"""

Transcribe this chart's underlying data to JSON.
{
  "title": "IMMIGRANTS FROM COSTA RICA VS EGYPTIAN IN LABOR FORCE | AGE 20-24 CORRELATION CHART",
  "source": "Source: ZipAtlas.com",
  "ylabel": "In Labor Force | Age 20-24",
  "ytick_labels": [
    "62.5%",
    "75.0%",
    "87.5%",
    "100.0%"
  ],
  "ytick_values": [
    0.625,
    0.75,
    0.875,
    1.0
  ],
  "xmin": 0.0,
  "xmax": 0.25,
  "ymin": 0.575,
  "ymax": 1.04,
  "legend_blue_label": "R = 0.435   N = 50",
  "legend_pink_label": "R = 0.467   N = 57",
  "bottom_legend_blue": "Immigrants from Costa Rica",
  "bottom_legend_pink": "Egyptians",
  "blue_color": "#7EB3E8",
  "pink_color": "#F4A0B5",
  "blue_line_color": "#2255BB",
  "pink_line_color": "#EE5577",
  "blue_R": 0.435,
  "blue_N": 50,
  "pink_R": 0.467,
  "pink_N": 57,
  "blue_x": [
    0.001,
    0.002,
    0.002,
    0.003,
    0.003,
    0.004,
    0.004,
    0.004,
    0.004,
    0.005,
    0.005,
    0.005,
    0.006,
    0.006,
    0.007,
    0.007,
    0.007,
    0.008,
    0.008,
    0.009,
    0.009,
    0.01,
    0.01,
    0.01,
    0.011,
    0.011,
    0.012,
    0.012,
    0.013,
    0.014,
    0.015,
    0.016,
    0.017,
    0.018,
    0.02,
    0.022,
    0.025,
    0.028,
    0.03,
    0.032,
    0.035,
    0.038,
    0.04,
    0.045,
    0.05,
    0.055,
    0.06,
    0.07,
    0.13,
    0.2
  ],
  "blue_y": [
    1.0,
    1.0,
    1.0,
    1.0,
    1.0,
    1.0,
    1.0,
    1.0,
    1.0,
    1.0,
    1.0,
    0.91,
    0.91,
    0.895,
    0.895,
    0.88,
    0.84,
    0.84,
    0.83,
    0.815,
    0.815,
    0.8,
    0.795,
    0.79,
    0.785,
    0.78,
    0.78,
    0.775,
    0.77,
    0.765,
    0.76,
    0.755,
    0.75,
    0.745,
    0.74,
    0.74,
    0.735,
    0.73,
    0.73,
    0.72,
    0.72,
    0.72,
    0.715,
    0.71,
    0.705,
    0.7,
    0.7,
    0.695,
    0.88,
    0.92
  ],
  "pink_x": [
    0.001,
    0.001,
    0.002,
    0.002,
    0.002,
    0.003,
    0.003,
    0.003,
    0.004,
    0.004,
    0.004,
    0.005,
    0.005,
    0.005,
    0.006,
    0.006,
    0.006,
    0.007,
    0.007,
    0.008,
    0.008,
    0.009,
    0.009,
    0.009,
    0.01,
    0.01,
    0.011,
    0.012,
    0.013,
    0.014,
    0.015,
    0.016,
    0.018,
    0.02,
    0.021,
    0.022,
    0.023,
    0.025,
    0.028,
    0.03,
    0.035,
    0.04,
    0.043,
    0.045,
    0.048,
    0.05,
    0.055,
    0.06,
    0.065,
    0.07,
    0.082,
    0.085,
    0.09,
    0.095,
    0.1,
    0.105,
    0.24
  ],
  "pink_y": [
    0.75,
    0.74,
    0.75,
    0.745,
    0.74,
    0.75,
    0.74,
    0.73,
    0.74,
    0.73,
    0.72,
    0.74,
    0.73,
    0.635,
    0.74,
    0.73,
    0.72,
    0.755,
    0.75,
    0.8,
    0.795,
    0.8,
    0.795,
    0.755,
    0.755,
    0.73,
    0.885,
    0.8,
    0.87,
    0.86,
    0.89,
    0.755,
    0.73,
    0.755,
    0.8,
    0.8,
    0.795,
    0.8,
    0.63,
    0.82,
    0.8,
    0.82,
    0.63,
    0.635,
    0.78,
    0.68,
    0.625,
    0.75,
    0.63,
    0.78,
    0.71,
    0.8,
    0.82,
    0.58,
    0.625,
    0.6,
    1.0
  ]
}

"""

What is expected
Output all of the data above without any alteration.

Response
Transcribe this chart's underlying data to JSON.
{
  "title": "IMMIGRANTS FROM COSTA RICA VS EGYPTIAN IN LABOR FORCE | AGE 20-24 CORRELATION CHART",
  "source": "Source: ZipAtlas.com",
  "ylabel": "In Labor Force | Age 20-24",
  "ytick_labels": [
    "62.5%",
    "75.0%",
    "87.5%",
    "100.0%"
  ],
  "ytick_values": [
    0.625,
    0.75,
    0.875,
    1.0
  ],
  "xmin": 0.0,
  "xmax": 0.25,
  "ymin": 0.575,
  "ymax": 1.04,
  "legend_blue_label": "R = 0.435   N = 50",
  "legend_pink_label": "R = 0.467   N = 57",
  "bottom_legend_blue": "Immigrants from Costa Rica",
  "bottom_legend_pink": "Egyptians",
  "blue_color": "#7EB3E8",
  "pink_color": "#F4A0B5",
  "blue_line_color": "#2255BB",
  "pink_line_color": "#EE5577",
  "blue_R": 0.435,
  "blue_N": 50,
  "pink_R": 0.467,
  "pink_N": 57,
  "blue_x": [
    0.001,
    0.002,
    0.002,
    0.003,
    0.003,
    0.004,
    0.004,
    0.004,
    0.004,
    0.005,
    0.005,
    0.005,
    0.006,
    0.006,
    0.007,
    0.007,
    0.007,
    0.008,
    0.008,
    0.009,
    0.009,
    0.01,
    0.01,
    0.01,
    0.011,
    0.011,
    0.012,
    0.012,
    0.013,
    0.014,
    0.015,
    0.016,
    0.017,
    0.018,
    0.02,
    0.022,
    0.025,
    0.028,
    0.03,
    0.032,
    0.035,
    0.038,
    0.04,
    0.045,
    0.05,
    0.055,
    0.06,
    0.07,
    0.13,
    0.2
  ],
  "blue_y": [
    1.0,
    1.0,
    1.0,
    1.0,
    1.0,
    1.0,
    1.0,
    1.0,
    1.0,
    1.0,
    1.0,
    0.91,
    0.91,
    0.895,
    0.895,
    0.88,
    0.84,
    0.84,
    0.83,
    0.815,
    0.815,
    0.8,
    0.795,
    0.79,
    0.785,
    0.78,
    0.78,
    0.775,
    0.77,
    0.765,
    0.76,
    0.755,
    0.75,
    0.745,
    0.74,
    0.74,
    0.735,
    0.73,
    0.73,
    0.72,
    0.72,
    0.72,
    0.715,
    0.71,
    0.705,
    0.7,
    0.7,
    0.695,
    0.88,
    0.92
  ],
  "pink_x": [
    0.001,
    0.001,
    0.002,
    0.002,
    0.002,
    0.003,
    0.003,
    0.003,
    0.004,
    0.004,
    0.004,
    0.005,
    0.005,
    0.005,
    0.006,
    0.006,
    0.006,
    0.007,
    0.007,
    0.008,
    0.008,
    0.009,
    0.009,
    0.009,
    0.01,
    0.01,
    0.011,
    0.012,
    0.013,
    0.014,
    0.015,
    0.016,
    0.018,
    0.02,
    0.021,
    0.022,
    0.023,
    0.025,
    0.028,
    0.03,
    0.035,
    0.04,
    0.043,
    0.045,
    0.048,
    0.05,
    0.055,
    0.06,
    0.065,
    0.07,
    0.082,
    0.085,
    0.09,
    0.095,
    0.1,
    0.105,
    0.24
  ],
  "pink_y": [
    0.75,
    0.74,
    0.75,
    0.745,
    0.74,
    0.75,
    0.74,
    0.73,
    0.74,
    0.73,
    0.72,
    0.74,
    0.73,
    0.635,
    0.74,
    0.73,
    0.72,
    0.755,
    0.75,
    0.8,
    0.795,
    0.8,
    0.795,
    0.755,
    0.755,
    0.73,
    0.885,
    0.8,
    0.87,
    0.86,
    0.89,
    0.755,
    0.73,
    0.755,
    0.8,
    0.8,
    0.795,
    0.8,
    0.63,
    0.82,
    0.8,
    0.82,
    0.63,
    0.635,
    0.78,
    0.68,
    0.625,
    0.75,
    0.63,
    0.78,
    0.71,
    0.8,
    0.82,
    0.58,
    0.625,
    0.6,
    1.0
  ]
}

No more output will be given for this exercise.